EXTRACT PROVIDED:

....................

On Wednesdays couples counselling, my husband shared about his self-harm. I wasn’t aware of his bulimia until a few years ago, although that is the oldest of his self-harming activities. The one I first became aware of was him burning himself with cigarettes.
He’d had the original scars of burns done years before I met him. There were no fresh ones at the time.
He went through a major crisis, which caused him to start drinking. When I met him he was in alcoholic recovery, so this was a big thing.
Some time later, he started burning himself with cigarettes again.
I didn’t understand this at all and was greatly disturbed by it.
I’m afraid that I tried a number of things to get him to stop doing this, from crying to telling him that the smell of burning flesh was disgusting.
That was shaming him. Again.
I simply did not get that his self-harming was already about shame and self-disgust.
Many years later, when I told my husband about my dysphoria, he said, “You could have shared your body shame with me—that would have helped me!”
However, it wasn’t until over a year later in couples counselling that the penny truly dropped. The counsellor was visibly moved by what my husband was sharing and I could feel her feelings.
I had been around his illness for such a long time that I think I have become immune to their impact. That’s a horrible realisation.
The moment I realised that banding my balls was just another form of self-harm, I saw how much more love and support I could have given my husband if I’d recognised that sooner.
He has often said that I don’t give very much of myself, and this was one way I could have done just that and bridged the gap between us – if I’d been able to see that what he was doing and what I was doing was the same.
What do I take from this?
I am concerned that I am immune to his pain and that I cannot empathise with him.
I understand a little more about “giving of myself”.
I understand a little more why my husband felt so alone in our marriage.
And I feel shame for how I tried to use shame to change a behaviour that was itself rooted in shame.

....................

SUPPLIED ENTRIES:
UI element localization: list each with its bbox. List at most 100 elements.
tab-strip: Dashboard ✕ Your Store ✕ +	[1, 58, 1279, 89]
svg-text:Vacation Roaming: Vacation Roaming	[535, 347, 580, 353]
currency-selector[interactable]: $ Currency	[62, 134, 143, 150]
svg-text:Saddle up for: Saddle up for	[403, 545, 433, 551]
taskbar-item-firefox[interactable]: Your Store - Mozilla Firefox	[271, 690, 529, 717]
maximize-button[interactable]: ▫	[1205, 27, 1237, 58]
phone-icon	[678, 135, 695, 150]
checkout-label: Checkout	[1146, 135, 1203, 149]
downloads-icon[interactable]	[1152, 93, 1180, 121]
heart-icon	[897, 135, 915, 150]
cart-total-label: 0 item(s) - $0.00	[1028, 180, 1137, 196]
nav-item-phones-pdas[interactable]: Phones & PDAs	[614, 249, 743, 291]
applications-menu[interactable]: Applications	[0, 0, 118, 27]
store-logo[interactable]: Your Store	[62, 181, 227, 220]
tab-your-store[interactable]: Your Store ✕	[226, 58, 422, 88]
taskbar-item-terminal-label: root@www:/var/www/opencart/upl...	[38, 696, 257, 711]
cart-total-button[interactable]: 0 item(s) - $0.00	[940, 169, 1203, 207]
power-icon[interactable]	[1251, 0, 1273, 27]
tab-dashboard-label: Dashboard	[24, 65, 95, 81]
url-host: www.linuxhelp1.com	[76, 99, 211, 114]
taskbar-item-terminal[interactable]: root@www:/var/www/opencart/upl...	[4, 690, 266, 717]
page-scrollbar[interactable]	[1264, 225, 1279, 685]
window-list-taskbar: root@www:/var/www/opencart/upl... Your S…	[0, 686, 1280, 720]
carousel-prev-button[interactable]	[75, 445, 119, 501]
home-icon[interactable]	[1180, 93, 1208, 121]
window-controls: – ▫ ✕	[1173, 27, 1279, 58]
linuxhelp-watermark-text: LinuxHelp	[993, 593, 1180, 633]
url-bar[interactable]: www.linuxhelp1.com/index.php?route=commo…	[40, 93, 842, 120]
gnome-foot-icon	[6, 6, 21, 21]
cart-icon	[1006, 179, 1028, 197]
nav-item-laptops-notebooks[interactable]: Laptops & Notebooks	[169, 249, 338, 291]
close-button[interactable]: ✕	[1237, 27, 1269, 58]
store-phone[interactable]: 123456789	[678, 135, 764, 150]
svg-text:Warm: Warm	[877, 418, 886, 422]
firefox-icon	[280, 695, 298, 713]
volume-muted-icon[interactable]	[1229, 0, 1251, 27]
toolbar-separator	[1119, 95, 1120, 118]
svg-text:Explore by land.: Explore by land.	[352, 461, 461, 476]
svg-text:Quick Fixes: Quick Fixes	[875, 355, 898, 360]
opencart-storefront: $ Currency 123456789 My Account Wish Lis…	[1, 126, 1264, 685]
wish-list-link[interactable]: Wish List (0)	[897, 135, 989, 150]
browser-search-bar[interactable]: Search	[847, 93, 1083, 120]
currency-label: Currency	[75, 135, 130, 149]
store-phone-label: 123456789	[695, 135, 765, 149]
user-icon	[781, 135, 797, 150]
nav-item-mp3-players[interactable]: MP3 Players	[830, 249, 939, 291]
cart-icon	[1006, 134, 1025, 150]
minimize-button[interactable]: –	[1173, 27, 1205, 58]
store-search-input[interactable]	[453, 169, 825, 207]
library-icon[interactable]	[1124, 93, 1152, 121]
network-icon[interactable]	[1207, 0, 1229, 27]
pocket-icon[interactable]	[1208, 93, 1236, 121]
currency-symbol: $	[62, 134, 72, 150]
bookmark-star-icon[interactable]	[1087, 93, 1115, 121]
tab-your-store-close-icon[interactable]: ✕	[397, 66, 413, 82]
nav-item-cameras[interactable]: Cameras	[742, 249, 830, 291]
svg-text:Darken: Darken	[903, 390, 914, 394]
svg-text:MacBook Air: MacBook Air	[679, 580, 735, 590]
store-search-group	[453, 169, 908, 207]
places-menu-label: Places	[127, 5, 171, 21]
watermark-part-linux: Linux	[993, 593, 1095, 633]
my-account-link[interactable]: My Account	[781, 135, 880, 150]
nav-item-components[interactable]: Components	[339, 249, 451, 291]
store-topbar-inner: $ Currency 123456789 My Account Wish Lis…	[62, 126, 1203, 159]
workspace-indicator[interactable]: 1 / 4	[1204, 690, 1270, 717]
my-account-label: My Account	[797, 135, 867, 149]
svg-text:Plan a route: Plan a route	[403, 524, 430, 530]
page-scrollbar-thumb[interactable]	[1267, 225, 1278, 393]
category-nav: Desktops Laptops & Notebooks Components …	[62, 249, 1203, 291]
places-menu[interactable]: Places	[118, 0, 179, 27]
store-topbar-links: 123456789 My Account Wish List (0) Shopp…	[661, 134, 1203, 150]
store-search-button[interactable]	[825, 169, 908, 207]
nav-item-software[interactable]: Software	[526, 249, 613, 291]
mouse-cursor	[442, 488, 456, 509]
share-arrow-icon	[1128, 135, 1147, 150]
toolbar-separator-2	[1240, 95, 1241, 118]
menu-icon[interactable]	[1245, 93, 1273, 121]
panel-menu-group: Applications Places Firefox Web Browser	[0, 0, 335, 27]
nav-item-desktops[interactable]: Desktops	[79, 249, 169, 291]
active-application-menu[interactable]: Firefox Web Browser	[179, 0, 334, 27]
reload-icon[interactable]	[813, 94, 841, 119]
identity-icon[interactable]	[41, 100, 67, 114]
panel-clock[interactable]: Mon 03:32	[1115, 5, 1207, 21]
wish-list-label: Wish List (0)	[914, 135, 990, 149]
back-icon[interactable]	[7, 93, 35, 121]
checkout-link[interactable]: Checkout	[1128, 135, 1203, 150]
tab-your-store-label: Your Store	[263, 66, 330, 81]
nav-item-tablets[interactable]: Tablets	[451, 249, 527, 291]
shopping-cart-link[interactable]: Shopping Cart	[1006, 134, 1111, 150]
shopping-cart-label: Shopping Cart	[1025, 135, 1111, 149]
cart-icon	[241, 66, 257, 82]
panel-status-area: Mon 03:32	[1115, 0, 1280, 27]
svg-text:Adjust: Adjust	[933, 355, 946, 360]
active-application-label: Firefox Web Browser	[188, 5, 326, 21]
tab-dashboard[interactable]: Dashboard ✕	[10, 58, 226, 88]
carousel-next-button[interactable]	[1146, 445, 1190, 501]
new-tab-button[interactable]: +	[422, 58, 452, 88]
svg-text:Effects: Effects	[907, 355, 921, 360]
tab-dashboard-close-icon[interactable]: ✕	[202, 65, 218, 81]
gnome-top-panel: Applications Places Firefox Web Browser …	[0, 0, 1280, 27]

....................

QUESTIONS:
**a)** According to the post, which of the husband's self-harming activities did the writer first become aware of?
**b)** Copy from the post everything from "On Wednesdays couples" down to "himself with cigarettes.".
**c)** Summarize the post in three sentences.

ANSWERS TO THE EXERCISES:
**a)** Him burning himself with cigarettes.

**b)**
On Wednesdays couples counselling, my husband shared about his self-harm. I wasn’t aware of his bulimia until a few years ago, although that is the oldest of his self-harming activities. The one I first became aware of was him burning himself with cigarettes.

**c)** The writer's husband spoke in couples counselling about his self-harm, including bulimia and burning himself with cigarettes, which the writer had once tried to stop by crying and by calling the smell of burning flesh disgusting. The writer came to see that this response had shamed him, and recognized that banding the writer's own balls was another form of self-harm, the same as what the husband was doing. Reflecting on this, the writer worries about being immune to the husband's pain, understands a little more why he felt so alone in the marriage, and feels shame for using shame to change a behavior rooted in shame.